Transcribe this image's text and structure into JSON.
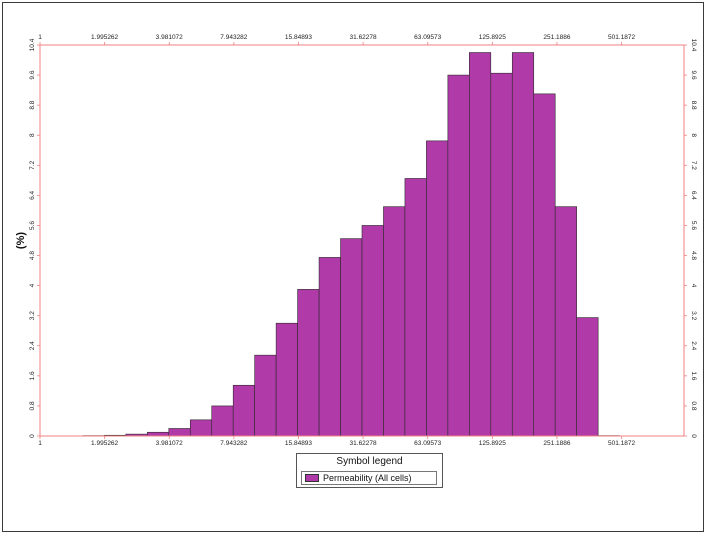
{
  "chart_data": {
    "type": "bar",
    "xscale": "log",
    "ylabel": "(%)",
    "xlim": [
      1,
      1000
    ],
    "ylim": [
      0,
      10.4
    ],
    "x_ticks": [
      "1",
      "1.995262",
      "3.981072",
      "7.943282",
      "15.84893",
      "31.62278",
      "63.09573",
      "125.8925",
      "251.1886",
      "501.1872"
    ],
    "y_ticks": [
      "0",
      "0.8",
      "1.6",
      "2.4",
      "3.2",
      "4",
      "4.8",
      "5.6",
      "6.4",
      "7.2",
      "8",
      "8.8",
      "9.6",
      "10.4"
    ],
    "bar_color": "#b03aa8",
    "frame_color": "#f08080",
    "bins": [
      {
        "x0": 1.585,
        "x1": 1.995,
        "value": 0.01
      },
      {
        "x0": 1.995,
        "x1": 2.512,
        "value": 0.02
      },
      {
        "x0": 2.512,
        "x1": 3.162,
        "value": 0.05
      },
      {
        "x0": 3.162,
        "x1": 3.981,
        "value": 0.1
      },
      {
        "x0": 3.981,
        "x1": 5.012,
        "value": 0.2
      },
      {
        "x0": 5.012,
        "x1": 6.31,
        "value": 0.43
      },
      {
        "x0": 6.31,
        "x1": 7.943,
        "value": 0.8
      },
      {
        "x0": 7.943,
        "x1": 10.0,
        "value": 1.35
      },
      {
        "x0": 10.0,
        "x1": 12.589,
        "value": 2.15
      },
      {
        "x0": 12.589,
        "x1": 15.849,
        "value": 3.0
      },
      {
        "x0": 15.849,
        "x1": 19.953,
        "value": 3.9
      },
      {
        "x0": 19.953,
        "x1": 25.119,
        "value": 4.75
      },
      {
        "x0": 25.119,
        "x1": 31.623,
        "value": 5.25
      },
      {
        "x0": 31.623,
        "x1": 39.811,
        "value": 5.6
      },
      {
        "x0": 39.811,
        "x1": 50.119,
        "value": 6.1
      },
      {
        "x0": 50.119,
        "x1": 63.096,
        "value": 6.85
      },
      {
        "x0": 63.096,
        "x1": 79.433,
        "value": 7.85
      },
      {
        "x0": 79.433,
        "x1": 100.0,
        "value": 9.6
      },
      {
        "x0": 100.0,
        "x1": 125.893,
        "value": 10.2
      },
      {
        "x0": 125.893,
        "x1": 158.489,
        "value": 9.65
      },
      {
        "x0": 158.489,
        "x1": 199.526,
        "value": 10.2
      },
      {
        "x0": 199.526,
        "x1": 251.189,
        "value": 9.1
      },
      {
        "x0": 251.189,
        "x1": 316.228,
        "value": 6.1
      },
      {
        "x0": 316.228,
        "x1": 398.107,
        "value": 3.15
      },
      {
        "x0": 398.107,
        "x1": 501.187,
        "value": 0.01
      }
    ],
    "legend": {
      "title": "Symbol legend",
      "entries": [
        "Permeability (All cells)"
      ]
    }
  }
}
----------
▶ **TASK**: An exact transcription of all the entries is required, without the pictures.

▶ **ANSWER TO THIS PROBLEM**:
Transcribe this image's text and structure into JSON.
{
  "chart_data": {
    "type": "bar",
    "xscale": "log",
    "ylabel": "(%)",
    "xlim": [
      1,
      1000
    ],
    "ylim": [
      0,
      10.4
    ],
    "x_ticks": [
      "1",
      "1.995262",
      "3.981072",
      "7.943282",
      "15.84893",
      "31.62278",
      "63.09573",
      "125.8925",
      "251.1886",
      "501.1872"
    ],
    "y_ticks": [
      "0",
      "0.8",
      "1.6",
      "2.4",
      "3.2",
      "4",
      "4.8",
      "5.6",
      "6.4",
      "7.2",
      "8",
      "8.8",
      "9.6",
      "10.4"
    ],
    "bar_color": "#b03aa8",
    "frame_color": "#f08080",
    "bins": [
      {
        "x0": 1.585,
        "x1": 1.995,
        "value": 0.01
      },
      {
        "x0": 1.995,
        "x1": 2.512,
        "value": 0.02
      },
      {
        "x0": 2.512,
        "x1": 3.162,
        "value": 0.05
      },
      {
        "x0": 3.162,
        "x1": 3.981,
        "value": 0.1
      },
      {
        "x0": 3.981,
        "x1": 5.012,
        "value": 0.2
      },
      {
        "x0": 5.012,
        "x1": 6.31,
        "value": 0.43
      },
      {
        "x0": 6.31,
        "x1": 7.943,
        "value": 0.8
      },
      {
        "x0": 7.943,
        "x1": 10.0,
        "value": 1.35
      },
      {
        "x0": 10.0,
        "x1": 12.589,
        "value": 2.15
      },
      {
        "x0": 12.589,
        "x1": 15.849,
        "value": 3.0
      },
      {
        "x0": 15.849,
        "x1": 19.953,
        "value": 3.9
      },
      {
        "x0": 19.953,
        "x1": 25.119,
        "value": 4.75
      },
      {
        "x0": 25.119,
        "x1": 31.623,
        "value": 5.25
      },
      {
        "x0": 31.623,
        "x1": 39.811,
        "value": 5.6
      },
      {
        "x0": 39.811,
        "x1": 50.119,
        "value": 6.1
      },
      {
        "x0": 50.119,
        "x1": 63.096,
        "value": 6.85
      },
      {
        "x0": 63.096,
        "x1": 79.433,
        "value": 7.85
      },
      {
        "x0": 79.433,
        "x1": 100.0,
        "value": 9.6
      },
      {
        "x0": 100.0,
        "x1": 125.893,
        "value": 10.2
      },
      {
        "x0": 125.893,
        "x1": 158.489,
        "value": 9.65
      },
      {
        "x0": 158.489,
        "x1": 199.526,
        "value": 10.2
      },
      {
        "x0": 199.526,
        "x1": 251.189,
        "value": 9.1
      },
      {
        "x0": 251.189,
        "x1": 316.228,
        "value": 6.1
      },
      {
        "x0": 316.228,
        "x1": 398.107,
        "value": 3.15
      },
      {
        "x0": 398.107,
        "x1": 501.187,
        "value": 0.01
      }
    ],
    "legend": {
      "title": "Symbol legend",
      "entries": [
        "Permeability (All cells)"
      ]
    }
  }
}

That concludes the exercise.